- _EXERCISE AIM_:
Type the records out again in full, exactly.

- _DATASET EXCERPTS_:
((

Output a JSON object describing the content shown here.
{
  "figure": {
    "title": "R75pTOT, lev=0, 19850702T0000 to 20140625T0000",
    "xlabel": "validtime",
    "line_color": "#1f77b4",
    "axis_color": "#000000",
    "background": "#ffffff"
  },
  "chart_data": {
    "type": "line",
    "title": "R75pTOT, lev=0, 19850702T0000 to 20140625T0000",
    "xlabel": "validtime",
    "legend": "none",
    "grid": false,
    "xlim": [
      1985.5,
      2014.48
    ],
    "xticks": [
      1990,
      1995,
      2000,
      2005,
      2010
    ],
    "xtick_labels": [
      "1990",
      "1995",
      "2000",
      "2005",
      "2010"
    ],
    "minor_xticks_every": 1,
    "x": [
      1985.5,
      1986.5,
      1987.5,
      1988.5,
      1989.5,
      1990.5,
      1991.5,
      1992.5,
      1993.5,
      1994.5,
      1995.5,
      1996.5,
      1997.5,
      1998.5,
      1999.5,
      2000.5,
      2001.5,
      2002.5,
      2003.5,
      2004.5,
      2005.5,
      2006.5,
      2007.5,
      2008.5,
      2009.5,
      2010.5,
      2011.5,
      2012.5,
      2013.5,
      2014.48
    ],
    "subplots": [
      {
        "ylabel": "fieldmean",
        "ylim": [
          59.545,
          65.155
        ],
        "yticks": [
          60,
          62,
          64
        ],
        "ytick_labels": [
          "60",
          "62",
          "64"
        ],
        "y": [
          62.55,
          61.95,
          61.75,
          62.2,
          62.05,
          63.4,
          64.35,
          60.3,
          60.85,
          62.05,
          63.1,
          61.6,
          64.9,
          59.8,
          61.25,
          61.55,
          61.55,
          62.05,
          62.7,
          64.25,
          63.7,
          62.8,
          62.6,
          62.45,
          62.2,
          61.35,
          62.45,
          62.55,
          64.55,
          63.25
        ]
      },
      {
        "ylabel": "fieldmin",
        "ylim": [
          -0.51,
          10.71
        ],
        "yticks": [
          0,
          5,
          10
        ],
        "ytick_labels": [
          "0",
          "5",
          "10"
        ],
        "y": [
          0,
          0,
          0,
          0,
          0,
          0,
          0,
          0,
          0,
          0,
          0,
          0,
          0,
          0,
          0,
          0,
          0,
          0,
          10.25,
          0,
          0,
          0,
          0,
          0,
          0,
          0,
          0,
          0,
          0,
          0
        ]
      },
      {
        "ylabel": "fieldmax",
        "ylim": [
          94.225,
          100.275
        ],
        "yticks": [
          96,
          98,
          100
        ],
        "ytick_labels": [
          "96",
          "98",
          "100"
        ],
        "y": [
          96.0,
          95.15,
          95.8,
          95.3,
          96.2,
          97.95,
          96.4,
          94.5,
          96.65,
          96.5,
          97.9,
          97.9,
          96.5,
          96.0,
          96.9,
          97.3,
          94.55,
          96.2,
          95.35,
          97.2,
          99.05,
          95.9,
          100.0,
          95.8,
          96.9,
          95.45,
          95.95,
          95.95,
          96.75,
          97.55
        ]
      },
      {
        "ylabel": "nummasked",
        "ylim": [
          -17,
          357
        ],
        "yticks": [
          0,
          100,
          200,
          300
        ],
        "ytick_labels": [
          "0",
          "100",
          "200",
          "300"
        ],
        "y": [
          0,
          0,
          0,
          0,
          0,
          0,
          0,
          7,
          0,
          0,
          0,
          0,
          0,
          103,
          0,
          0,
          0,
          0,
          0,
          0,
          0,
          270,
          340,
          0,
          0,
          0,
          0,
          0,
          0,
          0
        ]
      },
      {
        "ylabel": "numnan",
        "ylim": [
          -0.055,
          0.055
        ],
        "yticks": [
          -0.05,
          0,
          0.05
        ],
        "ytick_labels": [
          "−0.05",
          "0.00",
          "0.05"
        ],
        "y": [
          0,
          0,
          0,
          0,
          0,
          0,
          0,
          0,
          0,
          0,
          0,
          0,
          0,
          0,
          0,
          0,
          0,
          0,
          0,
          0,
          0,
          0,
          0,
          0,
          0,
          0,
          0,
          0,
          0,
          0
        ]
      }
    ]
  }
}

))

- _EXERCISE RESPONSE_:
Output a JSON object describing the content shown here.
{
  "figure": {
    "title": "R75pTOT, lev=0, 19850702T0000 to 20140625T0000",
    "xlabel": "validtime",
    "line_color": "#1f77b4",
    "axis_color": "#000000",
    "background": "#ffffff"
  },
  "chart_data": {
    "type": "line",
    "title": "R75pTOT, lev=0, 19850702T0000 to 20140625T0000",
    "xlabel": "validtime",
    "legend": "none",
    "grid": false,
    "xlim": [
      1985.5,
      2014.48
    ],
    "xticks": [
      1990,
      1995,
      2000,
      2005,
      2010
    ],
    "xtick_labels": [
      "1990",
      "1995",
      "2000",
      "2005",
      "2010"
    ],
    "minor_xticks_every": 1,
    "x": [
      1985.5,
      1986.5,
      1987.5,
      1988.5,
      1989.5,
      1990.5,
      1991.5,
      1992.5,
      1993.5,
      1994.5,
      1995.5,
      1996.5,
      1997.5,
      1998.5,
      1999.5,
      2000.5,
      2001.5,
      2002.5,
      2003.5,
      2004.5,
      2005.5,
      2006.5,
      2007.5,
      2008.5,
      2009.5,
      2010.5,
      2011.5,
      2012.5,
      2013.5,
      2014.48
    ],
    "subplots": [
      {
        "ylabel": "fieldmean",
        "ylim": [
          59.545,
          65.155
        ],
        "yticks": [
          60,
          62,
          64
        ],
        "ytick_labels": [
          "60",
          "62",
          "64"
        ],
        "y": [
          62.55,
          61.95,
          61.75,
          62.2,
          62.05,
          63.4,
          64.35,
          60.3,
          60.85,
          62.05,
          63.1,
          61.6,
          64.9,
          59.8,
          61.25,
          61.55,
          61.55,
          62.05,
          62.7,
          64.25,
          63.7,
          62.8,
          62.6,
          62.45,
          62.2,
          61.35,
          62.45,
          62.55,
          64.55,
          63.25
        ]
      },
      {
        "ylabel": "fieldmin",
        "ylim": [
          -0.51,
          10.71
        ],
        "yticks": [
          0,
          5,
          10
        ],
        "ytick_labels": [
          "0",
          "5",
          "10"
        ],
        "y": [
          0,
          0,
          0,
          0,
          0,
          0,
          0,
          0,
          0,
          0,
          0,
          0,
          0,
          0,
          0,
          0,
          0,
          0,
          10.25,
          0,
          0,
          0,
          0,
          0,
          0,
          0,
          0,
          0,
          0,
          0
        ]
      },
      {
        "ylabel": "fieldmax",
        "ylim": [
          94.225,
          100.275
        ],
        "yticks": [
          96,
          98,
          100
        ],
        "ytick_labels": [
          "96",
          "98",
          "100"
        ],
        "y": [
          96.0,
          95.15,
          95.8,
          95.3,
          96.2,
          97.95,
          96.4,
          94.5,
          96.65,
          96.5,
          97.9,
          97.9,
          96.5,
          96.0,
          96.9,
          97.3,
          94.55,
          96.2,
          95.35,
          97.2,
          99.05,
          95.9,
          100.0,
          95.8,
          96.9,
          95.45,
          95.95,
          95.95,
          96.75,
          97.55
        ]
      },
      {
        "ylabel": "nummasked",
        "ylim": [
          -17,
          357
        ],
        "yticks": [
          0,
          100,
          200,
          300
        ],
        "ytick_labels": [
          "0",
          "100",
          "200",
          "300"
        ],
        "y": [
          0,
          0,
          0,
          0,
          0,
          0,
          0,
          7,
          0,
          0,
          0,
          0,
          0,
          103,
          0,
          0,
          0,
          0,
          0,
          0,
          0,
          270,
          340,
          0,
          0,
          0,
          0,
          0,
          0,
          0
        ]
      },
      {
        "ylabel": "numnan",
        "ylim": [
          -0.055,
          0.055
        ],
        "yticks": [
          -0.05,
          0,
          0.05
        ],
        "ytick_labels": [
          "−0.05",
          "0.00",
          "0.05"
        ],
        "y": [
          0,
          0,
          0,
          0,
          0,
          0,
          0,
          0,
          0,
          0,
          0,
          0,
          0,
          0,
          0,
          0,
          0,
          0,
          0,
          0,
          0,
          0,
          0,
          0,
          0,
          0,
          0,
          0,
          0,
          0
        ]
      }
    ]
  }
}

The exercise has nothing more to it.